• Excerpt to read:
_ _ _
Leveraging recycling tailwinds across metals

Gravita India (GRAV), a leading player in India’s recycling industry, is building a multicommodity recycling platform, strategically diversifying beyond its core lead business into other commodities such as copper, rubber, etc. This direction positions the company well to capitalize on India’s rising recycling need.

* GRAV’s acquisition of a 99% stake in Rashtriya Metal Industries (RMIL) signals a strategic entry into copper, with potential to integrate backward into recycling by leveraging RMIL’s downstream capabilities. Thereby, it is expanding across the value chain from scrap to value-added products, unlike its core lead business, which is largely confined to primary products.

* RMIL (est. 1947) brings in a downstream platform with diversified end-use exposure across automotive, electricals, switchgear, connectors, HT cables, fashion accessories, horology (e.g., Titan), locks & keys (e.g., Godrej), coinage and defense, along with ~25% exports. Going ahead we expect the company’s utilization can improve (~40% in FY26 to ~65% by FY28E), supported by rising copper demand in end markets such as govt.’s power transmission investment of INR9.15t and rising EV penetration (EV requires 3x more copper than ICE).

* This strategic move is further reinforced by a favorable industry backdrop, structural copper deficits driven by energy transition demand, limited mine supply growth and higher copper intensity across applications. These factors make recycling a cost-efficient (~80-85% lower energy than primary) solution. With improving scrap availability and policy support, India’s secondary copper market is expected to scale up rapidly (~14% CAGR to ~55% share by FY30), validating GRAV’s potential foray into copper recycling as a timely and valueaccretive diversification.
_ _ _
• Given data:
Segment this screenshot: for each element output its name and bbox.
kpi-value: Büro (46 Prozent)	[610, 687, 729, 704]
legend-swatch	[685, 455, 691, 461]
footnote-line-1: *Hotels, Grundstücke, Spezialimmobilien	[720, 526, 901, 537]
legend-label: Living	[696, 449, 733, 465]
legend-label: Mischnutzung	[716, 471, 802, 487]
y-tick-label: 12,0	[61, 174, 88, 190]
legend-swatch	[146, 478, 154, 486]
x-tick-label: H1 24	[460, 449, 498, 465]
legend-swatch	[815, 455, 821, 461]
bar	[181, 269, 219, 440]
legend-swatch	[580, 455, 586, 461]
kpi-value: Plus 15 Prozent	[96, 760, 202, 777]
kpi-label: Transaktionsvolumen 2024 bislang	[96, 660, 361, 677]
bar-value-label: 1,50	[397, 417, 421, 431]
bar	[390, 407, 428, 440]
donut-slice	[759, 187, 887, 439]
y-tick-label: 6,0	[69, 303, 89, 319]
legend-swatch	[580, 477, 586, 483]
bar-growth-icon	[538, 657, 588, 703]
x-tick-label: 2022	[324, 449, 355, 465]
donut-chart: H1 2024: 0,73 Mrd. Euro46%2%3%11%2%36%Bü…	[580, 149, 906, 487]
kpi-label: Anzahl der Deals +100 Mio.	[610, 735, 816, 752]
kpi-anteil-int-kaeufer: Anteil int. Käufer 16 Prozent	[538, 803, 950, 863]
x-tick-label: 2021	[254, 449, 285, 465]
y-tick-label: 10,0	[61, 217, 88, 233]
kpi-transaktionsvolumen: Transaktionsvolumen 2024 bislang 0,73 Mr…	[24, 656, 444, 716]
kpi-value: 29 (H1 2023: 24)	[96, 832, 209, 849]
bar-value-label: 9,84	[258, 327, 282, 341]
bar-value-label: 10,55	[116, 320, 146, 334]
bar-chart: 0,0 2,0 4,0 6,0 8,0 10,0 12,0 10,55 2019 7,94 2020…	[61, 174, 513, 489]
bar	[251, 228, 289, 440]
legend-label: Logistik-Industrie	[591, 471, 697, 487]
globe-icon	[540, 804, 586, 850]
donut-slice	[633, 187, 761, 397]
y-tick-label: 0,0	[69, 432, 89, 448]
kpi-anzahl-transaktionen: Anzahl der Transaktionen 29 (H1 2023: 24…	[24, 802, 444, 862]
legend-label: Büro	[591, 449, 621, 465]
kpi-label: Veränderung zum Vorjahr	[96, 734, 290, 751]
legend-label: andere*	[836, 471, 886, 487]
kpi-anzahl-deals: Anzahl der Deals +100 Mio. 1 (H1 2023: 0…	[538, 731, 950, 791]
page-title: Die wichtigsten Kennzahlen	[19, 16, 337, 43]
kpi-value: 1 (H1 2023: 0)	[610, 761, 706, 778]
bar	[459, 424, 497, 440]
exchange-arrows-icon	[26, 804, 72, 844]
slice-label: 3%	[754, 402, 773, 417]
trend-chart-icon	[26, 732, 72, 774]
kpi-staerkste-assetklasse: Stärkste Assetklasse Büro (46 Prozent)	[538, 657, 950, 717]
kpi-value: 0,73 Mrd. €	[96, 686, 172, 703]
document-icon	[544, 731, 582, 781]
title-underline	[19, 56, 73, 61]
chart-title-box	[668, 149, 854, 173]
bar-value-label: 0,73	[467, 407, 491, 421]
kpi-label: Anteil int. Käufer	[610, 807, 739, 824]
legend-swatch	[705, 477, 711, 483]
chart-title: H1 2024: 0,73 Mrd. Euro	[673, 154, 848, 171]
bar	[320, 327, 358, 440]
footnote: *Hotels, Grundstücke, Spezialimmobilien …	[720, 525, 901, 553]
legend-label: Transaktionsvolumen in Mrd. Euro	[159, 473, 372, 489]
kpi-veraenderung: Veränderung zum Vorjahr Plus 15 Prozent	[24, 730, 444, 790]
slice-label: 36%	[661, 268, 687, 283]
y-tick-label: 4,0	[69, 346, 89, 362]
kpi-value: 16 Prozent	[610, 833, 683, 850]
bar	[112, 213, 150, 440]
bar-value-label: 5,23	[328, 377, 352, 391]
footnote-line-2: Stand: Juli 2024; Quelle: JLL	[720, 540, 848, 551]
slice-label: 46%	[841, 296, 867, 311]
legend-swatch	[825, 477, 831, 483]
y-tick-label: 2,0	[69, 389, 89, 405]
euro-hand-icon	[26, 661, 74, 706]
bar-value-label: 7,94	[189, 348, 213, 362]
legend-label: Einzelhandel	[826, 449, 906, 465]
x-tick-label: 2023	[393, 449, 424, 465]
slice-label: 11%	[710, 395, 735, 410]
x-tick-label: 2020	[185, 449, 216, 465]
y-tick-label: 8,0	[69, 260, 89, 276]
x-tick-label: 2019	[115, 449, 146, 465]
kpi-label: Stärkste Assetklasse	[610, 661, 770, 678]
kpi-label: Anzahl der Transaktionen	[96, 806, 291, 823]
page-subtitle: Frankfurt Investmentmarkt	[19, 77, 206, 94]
_ _ _
• What you need to do:
a) In the excerpt on Gravita India's recycling expansion, translate this sentence into Spanish: "This direction positions the company well to capitalize on India’s rising recycling need."
b) Pick up the excerpt on Gravita India's move into copper recycling right after its final sentence and keep writing.
The material is a separate set of records and has nothing to do with the text on recycling.

• The answers:
a) Esta orientación posiciona bien a la empresa para aprovechar la creciente necesidad de reciclaje de la India.

b)
* We expect a CAGR of 38%/36%/27% in revenue/EBITDA/PAT over FY26-28E. We value the stock at 27x FY28E EPS to arrive at our TP of INR2,200. We reiterate our BUY rating on the stock.

Valuation and view

* As a leading player in India’s rapidly growing recycling industry, GRAV is wellpositioned to capitalize on evolving market dynamics, driven by regulatory policy changes that are expected to increase the availability of domestic scrap, benefiting organized players such as GRAV.

* As GRAV acquired RMIL and announced capacity additions in copper recycling, it mitigates the risk of dependence on a single commodity, i.e., lead (FY26 EBITDA mix: 94% vs. 70% in FY28E). Copper also provides application diversification, as its use cases are spread across multiple end-use industries, whereas lead remains largely concentrated in lead-acid batteries, supporting a more diversified earnings profile and potential valuation re-rating over time.

* Going forward, we expect the company to report robust earnings growth on the back of:

1) strategic capacity expansion across verticals and geographies

2) an increased focus on value-added products

3) higher growth in new segments (copper and rubber).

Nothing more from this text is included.